• **Challenge**: Locate each line containing the string "title" and copy it out.
-- begin Input for this task --
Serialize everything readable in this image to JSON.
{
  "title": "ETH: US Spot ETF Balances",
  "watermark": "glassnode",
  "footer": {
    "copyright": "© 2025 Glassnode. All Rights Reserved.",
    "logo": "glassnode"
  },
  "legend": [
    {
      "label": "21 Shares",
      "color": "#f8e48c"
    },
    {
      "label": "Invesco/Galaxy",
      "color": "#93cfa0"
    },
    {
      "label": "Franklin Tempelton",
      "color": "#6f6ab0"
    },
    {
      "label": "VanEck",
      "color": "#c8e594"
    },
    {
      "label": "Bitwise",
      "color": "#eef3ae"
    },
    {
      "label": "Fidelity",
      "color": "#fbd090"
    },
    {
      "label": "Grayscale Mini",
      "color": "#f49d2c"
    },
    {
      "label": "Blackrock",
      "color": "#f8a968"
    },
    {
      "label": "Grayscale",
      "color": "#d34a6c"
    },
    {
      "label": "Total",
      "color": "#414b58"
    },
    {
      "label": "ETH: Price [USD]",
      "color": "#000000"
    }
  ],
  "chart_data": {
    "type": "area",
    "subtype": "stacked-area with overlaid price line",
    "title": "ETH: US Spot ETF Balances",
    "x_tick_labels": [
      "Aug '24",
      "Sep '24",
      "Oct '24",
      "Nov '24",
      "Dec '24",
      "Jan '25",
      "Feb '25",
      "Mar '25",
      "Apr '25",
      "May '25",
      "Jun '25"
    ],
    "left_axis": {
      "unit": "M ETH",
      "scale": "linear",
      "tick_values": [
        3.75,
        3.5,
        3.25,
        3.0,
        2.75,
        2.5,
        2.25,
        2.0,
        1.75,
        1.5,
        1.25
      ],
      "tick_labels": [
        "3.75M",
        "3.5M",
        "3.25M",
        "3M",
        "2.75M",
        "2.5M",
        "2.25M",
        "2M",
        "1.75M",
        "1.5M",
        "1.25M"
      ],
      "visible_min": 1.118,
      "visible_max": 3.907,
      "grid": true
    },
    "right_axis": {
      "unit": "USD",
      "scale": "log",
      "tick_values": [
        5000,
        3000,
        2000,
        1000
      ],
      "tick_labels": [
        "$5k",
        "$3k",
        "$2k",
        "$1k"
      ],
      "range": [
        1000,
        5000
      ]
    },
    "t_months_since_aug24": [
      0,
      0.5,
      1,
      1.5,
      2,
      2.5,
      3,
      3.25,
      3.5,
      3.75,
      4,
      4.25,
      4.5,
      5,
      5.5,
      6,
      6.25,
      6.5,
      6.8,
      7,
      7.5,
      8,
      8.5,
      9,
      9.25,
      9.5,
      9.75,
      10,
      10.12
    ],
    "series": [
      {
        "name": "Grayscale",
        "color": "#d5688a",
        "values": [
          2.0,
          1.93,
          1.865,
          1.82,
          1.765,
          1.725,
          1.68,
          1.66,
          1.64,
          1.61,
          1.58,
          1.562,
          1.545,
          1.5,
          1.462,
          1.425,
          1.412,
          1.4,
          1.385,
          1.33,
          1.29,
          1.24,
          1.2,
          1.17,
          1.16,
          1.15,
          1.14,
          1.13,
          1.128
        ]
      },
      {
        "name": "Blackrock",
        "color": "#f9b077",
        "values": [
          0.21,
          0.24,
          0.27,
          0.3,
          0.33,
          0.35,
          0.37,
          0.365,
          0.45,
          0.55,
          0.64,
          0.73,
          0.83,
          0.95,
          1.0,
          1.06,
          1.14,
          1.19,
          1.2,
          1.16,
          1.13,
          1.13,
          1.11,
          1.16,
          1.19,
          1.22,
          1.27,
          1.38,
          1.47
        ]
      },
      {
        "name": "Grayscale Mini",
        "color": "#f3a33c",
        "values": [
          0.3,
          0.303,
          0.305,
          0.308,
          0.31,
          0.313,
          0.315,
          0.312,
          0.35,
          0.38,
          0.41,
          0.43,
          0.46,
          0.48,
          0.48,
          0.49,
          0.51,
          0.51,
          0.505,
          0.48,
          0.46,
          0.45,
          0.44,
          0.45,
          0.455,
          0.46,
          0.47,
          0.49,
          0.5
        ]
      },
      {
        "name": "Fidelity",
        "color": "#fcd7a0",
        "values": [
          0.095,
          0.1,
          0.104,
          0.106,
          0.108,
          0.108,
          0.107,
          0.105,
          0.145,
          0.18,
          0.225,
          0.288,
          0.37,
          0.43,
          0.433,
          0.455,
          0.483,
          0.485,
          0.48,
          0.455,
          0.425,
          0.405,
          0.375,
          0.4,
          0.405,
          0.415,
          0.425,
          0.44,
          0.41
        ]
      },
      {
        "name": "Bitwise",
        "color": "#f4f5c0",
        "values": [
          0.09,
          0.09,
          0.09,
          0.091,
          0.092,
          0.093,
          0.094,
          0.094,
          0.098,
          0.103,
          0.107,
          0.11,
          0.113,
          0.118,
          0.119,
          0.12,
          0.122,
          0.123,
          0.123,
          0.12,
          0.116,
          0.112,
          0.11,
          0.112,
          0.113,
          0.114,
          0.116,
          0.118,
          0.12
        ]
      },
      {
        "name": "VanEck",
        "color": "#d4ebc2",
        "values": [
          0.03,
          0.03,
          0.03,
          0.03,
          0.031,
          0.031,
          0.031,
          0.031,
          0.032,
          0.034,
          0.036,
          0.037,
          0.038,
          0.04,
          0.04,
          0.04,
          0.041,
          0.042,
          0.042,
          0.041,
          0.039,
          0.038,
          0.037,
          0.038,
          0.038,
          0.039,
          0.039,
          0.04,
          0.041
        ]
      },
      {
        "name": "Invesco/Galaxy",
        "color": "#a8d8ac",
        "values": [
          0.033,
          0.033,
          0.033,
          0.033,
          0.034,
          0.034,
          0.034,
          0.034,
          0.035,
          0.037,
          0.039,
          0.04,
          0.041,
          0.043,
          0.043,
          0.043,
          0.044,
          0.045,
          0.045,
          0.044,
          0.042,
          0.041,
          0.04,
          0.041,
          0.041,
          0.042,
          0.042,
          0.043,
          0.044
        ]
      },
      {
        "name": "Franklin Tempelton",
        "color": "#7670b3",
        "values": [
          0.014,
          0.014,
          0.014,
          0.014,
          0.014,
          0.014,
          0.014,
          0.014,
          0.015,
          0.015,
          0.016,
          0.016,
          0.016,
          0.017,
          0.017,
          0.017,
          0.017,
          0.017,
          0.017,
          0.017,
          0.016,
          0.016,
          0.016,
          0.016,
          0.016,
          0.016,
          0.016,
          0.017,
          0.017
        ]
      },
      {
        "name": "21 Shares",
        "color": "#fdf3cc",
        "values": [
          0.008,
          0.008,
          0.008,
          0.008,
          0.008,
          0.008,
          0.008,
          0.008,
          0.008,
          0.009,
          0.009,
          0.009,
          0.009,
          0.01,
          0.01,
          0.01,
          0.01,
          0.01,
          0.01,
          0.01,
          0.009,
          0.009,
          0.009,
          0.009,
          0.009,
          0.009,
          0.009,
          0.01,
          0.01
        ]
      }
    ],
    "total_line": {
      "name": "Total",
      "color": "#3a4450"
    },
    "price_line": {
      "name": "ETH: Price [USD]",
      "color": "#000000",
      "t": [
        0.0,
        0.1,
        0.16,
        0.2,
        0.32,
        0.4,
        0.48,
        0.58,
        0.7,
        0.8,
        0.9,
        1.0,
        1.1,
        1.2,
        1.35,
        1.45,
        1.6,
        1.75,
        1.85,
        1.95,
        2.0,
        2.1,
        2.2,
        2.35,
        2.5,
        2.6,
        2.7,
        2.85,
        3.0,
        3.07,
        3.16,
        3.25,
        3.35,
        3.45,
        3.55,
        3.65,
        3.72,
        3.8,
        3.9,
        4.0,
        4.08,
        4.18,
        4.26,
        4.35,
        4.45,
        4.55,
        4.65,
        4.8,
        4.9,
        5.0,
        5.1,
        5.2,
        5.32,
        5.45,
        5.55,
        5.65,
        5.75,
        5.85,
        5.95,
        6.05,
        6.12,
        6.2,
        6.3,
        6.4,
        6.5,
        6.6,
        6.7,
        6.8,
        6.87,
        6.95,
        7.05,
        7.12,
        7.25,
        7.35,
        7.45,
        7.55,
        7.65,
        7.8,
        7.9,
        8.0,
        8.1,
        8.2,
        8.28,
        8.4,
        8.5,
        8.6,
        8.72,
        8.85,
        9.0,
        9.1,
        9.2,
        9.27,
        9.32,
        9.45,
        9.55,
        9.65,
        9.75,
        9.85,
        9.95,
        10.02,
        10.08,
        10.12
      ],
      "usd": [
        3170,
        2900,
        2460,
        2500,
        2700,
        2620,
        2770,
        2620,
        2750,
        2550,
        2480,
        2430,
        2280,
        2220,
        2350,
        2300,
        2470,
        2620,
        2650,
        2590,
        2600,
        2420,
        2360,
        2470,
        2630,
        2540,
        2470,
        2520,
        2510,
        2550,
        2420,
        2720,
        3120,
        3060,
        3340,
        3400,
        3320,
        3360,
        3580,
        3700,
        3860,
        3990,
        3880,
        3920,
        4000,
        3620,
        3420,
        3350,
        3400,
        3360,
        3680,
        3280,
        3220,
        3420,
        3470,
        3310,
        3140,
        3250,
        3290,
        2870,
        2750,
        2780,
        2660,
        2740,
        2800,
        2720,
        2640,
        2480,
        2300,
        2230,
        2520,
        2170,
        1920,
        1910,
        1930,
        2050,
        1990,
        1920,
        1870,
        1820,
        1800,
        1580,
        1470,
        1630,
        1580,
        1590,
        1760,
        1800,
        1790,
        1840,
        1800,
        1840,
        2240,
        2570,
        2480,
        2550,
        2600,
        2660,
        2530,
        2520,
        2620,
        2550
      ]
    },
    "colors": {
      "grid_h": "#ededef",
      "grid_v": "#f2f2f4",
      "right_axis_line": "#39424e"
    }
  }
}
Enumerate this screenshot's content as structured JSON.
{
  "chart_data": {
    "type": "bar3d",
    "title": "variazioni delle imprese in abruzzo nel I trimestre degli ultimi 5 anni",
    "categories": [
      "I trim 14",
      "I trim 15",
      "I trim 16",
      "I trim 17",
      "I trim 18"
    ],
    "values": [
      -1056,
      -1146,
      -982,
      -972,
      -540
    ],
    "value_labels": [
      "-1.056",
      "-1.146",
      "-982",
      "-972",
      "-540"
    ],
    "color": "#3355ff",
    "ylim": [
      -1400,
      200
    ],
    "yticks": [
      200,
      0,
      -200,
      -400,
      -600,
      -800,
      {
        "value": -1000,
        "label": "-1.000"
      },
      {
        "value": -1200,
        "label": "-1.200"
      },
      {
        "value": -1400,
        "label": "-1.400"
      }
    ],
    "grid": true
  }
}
-- end Input for this task --
• **Reply to the task**:
  "title": "ETH: US Spot ETF Balances",
    "title": "ETH: US Spot ETF Balances",
    "title": "variazioni delle imprese in abruzzo nel I trimestre degli ultimi 5 anni",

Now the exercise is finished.